Task prompt → Copy each line below that contains "Courtételle".

##### Data shown #####

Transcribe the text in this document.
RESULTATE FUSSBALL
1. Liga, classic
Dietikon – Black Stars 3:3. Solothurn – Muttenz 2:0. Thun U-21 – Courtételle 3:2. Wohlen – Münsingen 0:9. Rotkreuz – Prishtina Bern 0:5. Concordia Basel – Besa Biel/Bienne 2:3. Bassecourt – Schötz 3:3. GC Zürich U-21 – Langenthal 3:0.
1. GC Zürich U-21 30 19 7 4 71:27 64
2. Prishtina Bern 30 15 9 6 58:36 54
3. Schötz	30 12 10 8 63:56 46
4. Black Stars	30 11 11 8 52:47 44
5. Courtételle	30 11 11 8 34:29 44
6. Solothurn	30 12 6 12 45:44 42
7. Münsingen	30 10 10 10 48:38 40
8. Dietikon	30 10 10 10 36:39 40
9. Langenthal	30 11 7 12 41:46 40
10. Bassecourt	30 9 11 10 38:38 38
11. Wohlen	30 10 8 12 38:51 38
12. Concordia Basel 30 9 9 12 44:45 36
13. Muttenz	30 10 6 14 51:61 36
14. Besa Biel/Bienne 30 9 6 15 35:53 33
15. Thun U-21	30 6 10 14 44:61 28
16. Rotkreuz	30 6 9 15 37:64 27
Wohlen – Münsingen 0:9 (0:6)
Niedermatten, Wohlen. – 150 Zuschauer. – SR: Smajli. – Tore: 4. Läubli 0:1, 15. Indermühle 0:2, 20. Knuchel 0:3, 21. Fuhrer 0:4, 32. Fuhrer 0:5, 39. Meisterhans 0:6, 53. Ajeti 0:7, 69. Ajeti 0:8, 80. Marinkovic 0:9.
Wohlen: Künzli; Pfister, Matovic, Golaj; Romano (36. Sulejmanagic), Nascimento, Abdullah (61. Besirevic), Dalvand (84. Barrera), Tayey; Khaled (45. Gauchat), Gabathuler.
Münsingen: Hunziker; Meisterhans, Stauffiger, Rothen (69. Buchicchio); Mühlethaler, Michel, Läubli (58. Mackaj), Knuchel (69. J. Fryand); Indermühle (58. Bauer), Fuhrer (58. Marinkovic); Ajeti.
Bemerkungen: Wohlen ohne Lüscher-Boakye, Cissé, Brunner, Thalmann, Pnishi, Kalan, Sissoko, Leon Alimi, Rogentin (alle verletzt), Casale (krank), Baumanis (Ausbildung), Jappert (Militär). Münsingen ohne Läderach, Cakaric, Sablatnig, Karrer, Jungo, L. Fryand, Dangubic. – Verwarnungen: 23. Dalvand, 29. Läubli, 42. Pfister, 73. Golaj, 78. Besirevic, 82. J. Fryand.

#####

Full response →
Dietikon – Black Stars 3:3. Solothurn – Muttenz 2:0. Thun U-21 – Courtételle 3:2. Wohlen – Münsingen 0:9. Rotkreuz – Prishtina Bern 0:5. Concordia Basel – Besa Biel/Bienne 2:3. Bassecourt – Schötz 3:3. GC Zürich U-21 – Langenthal 3:0.
5. Courtételle	30 11 11 8 34:29 44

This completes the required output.